> _Problem details_: From the entries below, gather each line containing the word "Review".

--- Data listing ---

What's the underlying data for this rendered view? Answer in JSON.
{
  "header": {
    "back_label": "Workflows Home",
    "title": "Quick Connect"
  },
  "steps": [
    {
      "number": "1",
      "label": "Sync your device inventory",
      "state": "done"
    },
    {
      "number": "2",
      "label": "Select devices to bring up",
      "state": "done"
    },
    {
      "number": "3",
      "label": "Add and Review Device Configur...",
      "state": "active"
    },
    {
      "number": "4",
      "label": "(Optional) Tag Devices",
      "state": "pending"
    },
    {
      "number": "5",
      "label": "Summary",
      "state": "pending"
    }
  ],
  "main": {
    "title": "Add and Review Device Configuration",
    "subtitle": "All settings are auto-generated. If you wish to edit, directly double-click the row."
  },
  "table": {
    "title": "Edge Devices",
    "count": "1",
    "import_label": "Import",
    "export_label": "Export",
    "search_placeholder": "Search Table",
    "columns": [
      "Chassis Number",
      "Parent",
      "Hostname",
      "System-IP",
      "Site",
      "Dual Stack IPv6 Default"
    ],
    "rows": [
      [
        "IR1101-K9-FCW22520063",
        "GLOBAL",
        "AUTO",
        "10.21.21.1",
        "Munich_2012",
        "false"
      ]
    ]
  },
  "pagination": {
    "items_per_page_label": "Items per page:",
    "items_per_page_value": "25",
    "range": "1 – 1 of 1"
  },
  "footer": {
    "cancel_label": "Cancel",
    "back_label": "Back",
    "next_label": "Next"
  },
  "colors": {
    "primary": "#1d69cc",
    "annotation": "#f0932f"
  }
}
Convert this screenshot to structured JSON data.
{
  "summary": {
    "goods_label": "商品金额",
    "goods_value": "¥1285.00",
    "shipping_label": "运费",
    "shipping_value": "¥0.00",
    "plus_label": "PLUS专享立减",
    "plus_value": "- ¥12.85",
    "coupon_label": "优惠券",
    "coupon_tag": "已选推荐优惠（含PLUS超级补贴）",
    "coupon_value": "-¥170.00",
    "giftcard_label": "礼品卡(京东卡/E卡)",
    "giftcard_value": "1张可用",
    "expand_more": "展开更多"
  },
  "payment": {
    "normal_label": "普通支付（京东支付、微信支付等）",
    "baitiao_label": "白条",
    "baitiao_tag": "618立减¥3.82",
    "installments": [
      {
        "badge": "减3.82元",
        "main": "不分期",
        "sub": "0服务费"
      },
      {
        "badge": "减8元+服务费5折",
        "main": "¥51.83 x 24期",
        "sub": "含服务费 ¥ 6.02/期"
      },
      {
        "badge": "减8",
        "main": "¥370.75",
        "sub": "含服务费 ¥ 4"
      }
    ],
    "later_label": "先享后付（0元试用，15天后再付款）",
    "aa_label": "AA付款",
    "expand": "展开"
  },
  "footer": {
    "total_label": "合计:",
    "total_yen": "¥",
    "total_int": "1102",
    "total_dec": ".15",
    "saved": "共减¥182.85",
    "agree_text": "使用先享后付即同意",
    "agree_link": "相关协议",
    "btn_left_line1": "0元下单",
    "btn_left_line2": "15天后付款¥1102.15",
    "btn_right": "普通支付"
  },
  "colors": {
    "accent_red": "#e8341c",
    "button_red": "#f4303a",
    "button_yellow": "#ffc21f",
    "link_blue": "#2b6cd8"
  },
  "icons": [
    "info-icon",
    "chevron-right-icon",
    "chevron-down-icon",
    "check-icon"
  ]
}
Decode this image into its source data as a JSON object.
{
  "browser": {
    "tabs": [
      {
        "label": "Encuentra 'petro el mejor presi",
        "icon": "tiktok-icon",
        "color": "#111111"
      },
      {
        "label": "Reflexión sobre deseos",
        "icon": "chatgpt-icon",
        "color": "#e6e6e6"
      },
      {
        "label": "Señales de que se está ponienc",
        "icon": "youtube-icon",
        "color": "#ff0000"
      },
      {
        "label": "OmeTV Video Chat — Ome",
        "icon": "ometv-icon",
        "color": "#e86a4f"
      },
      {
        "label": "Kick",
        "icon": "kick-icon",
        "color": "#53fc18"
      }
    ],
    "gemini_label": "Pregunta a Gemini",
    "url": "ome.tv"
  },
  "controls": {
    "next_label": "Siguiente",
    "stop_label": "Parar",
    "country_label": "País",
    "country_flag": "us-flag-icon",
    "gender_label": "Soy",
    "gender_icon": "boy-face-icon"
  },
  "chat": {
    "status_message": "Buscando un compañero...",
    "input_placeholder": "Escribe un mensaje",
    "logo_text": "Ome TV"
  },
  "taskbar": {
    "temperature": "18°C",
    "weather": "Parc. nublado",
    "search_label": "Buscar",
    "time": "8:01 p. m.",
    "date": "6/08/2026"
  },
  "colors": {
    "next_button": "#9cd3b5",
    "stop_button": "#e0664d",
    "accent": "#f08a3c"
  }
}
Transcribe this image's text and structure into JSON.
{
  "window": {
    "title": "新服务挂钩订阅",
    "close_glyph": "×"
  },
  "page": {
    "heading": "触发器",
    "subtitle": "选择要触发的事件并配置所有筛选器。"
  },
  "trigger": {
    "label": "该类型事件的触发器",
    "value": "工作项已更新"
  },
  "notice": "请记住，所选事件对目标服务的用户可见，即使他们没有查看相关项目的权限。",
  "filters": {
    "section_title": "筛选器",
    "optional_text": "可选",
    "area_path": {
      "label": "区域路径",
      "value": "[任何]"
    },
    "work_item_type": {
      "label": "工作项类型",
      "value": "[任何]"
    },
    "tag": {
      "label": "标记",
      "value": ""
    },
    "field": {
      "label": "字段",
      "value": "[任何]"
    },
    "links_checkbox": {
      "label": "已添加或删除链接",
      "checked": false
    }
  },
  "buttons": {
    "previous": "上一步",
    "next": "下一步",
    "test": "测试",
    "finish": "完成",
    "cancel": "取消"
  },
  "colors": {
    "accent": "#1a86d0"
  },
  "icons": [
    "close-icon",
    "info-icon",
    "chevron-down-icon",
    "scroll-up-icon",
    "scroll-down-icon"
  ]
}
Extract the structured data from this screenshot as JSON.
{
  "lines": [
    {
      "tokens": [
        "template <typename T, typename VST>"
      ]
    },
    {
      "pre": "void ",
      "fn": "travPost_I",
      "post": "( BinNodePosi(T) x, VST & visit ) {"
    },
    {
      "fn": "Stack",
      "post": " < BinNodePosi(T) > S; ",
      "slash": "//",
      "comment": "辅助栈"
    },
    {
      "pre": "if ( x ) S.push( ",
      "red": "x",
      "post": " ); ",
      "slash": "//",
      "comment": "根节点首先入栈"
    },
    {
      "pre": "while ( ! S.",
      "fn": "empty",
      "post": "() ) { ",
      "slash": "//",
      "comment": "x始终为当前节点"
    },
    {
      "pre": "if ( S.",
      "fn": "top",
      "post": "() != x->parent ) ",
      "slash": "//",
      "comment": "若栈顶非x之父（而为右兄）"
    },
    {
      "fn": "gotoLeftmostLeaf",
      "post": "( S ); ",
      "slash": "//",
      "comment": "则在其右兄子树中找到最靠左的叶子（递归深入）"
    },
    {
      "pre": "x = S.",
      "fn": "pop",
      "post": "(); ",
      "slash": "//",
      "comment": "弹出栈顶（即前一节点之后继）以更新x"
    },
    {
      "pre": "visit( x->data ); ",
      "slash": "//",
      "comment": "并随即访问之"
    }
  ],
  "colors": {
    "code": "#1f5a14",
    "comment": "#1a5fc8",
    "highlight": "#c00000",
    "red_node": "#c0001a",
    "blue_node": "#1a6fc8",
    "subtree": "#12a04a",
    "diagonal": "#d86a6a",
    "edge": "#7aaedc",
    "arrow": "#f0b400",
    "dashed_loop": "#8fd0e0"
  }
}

---

> _Response_:
      "label": "Add and Review Device Configur...",
    "title": "Add and Review Device Configuration",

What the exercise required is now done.